-------- RECORDS SUPPLIED

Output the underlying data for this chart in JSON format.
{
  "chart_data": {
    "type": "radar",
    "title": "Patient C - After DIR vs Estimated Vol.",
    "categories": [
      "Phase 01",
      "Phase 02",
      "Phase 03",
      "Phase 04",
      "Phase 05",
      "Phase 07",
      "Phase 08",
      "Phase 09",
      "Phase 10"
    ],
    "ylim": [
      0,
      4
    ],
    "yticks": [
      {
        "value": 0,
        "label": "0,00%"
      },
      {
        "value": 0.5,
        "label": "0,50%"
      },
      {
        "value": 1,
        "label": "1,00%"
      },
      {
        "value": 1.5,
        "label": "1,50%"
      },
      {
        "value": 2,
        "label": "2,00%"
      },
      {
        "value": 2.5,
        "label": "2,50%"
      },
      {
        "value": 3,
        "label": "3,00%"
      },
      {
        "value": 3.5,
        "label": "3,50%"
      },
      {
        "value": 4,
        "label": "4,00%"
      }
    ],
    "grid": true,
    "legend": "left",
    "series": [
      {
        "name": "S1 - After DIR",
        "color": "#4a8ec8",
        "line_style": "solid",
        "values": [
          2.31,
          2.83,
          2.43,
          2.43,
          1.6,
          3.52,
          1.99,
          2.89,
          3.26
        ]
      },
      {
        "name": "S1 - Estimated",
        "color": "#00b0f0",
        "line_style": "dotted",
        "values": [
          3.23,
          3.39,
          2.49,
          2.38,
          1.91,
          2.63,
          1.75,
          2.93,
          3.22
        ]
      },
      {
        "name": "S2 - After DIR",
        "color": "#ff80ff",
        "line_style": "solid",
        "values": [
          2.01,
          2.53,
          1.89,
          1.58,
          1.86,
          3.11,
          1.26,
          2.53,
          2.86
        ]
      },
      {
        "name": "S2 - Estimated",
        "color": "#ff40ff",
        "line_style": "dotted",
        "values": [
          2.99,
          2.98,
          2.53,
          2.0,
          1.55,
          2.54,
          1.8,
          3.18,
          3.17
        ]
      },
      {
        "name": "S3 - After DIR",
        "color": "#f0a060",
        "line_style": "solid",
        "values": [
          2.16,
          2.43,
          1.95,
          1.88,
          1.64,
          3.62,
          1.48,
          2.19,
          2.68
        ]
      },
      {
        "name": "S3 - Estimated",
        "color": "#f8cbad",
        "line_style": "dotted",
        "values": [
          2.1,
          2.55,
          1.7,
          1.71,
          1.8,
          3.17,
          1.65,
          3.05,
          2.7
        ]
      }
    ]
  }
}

----------------

### GIVEN EXERCISE
Output the listing above word for word.

### FINAL RESULT
Output the underlying data for this chart in JSON format.
{
  "chart_data": {
    "type": "radar",
    "title": "Patient C - After DIR vs Estimated Vol.",
    "categories": [
      "Phase 01",
      "Phase 02",
      "Phase 03",
      "Phase 04",
      "Phase 05",
      "Phase 07",
      "Phase 08",
      "Phase 09",
      "Phase 10"
    ],
    "ylim": [
      0,
      4
    ],
    "yticks": [
      {
        "value": 0,
        "label": "0,00%"
      },
      {
        "value": 0.5,
        "label": "0,50%"
      },
      {
        "value": 1,
        "label": "1,00%"
      },
      {
        "value": 1.5,
        "label": "1,50%"
      },
      {
        "value": 2,
        "label": "2,00%"
      },
      {
        "value": 2.5,
        "label": "2,50%"
      },
      {
        "value": 3,
        "label": "3,00%"
      },
      {
        "value": 3.5,
        "label": "3,50%"
      },
      {
        "value": 4,
        "label": "4,00%"
      }
    ],
    "grid": true,
    "legend": "left",
    "series": [
      {
        "name": "S1 - After DIR",
        "color": "#4a8ec8",
        "line_style": "solid",
        "values": [
          2.31,
          2.83,
          2.43,
          2.43,
          1.6,
          3.52,
          1.99,
          2.89,
          3.26
        ]
      },
      {
        "name": "S1 - Estimated",
        "color": "#00b0f0",
        "line_style": "dotted",
        "values": [
          3.23,
          3.39,
          2.49,
          2.38,
          1.91,
          2.63,
          1.75,
          2.93,
          3.22
        ]
      },
      {
        "name": "S2 - After DIR",
        "color": "#ff80ff",
        "line_style": "solid",
        "values": [
          2.01,
          2.53,
          1.89,
          1.58,
          1.86,
          3.11,
          1.26,
          2.53,
          2.86
        ]
      },
      {
        "name": "S2 - Estimated",
        "color": "#ff40ff",
        "line_style": "dotted",
        "values": [
          2.99,
          2.98,
          2.53,
          2.0,
          1.55,
          2.54,
          1.8,
          3.18,
          3.17
        ]
      },
      {
        "name": "S3 - After DIR",
        "color": "#f0a060",
        "line_style": "solid",
        "values": [
          2.16,
          2.43,
          1.95,
          1.88,
          1.64,
          3.62,
          1.48,
          2.19,
          2.68
        ]
      },
      {
        "name": "S3 - Estimated",
        "color": "#f8cbad",
        "line_style": "dotted",
        "values": [
          2.1,
          2.55,
          1.7,
          1.71,
          1.8,
          3.17,
          1.65,
          3.05,
          2.7
        ]
      }
    ]
  }
}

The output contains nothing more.